> Objective
Your answer is a single number: how many lines hold the word "First"?

#### Given data ####

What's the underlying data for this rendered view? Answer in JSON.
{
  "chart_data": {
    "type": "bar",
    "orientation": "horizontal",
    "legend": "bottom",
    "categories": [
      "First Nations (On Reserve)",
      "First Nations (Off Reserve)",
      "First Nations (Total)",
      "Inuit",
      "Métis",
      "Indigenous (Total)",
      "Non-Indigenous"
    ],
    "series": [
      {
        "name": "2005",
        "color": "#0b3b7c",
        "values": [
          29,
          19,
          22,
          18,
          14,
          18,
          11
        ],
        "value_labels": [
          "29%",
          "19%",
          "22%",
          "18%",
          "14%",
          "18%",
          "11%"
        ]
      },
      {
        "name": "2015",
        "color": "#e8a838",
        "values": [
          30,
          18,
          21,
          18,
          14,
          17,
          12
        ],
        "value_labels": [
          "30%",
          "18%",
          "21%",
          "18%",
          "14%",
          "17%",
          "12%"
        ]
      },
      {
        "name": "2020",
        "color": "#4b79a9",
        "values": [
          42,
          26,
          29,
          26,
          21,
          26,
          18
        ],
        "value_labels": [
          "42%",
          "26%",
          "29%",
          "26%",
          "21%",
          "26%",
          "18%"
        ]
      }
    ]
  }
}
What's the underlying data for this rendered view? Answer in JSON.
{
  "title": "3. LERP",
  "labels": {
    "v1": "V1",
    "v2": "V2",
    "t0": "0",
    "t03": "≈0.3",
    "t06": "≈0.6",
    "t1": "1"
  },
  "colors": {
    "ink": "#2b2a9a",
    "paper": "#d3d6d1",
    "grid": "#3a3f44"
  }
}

####

> Solved problem
3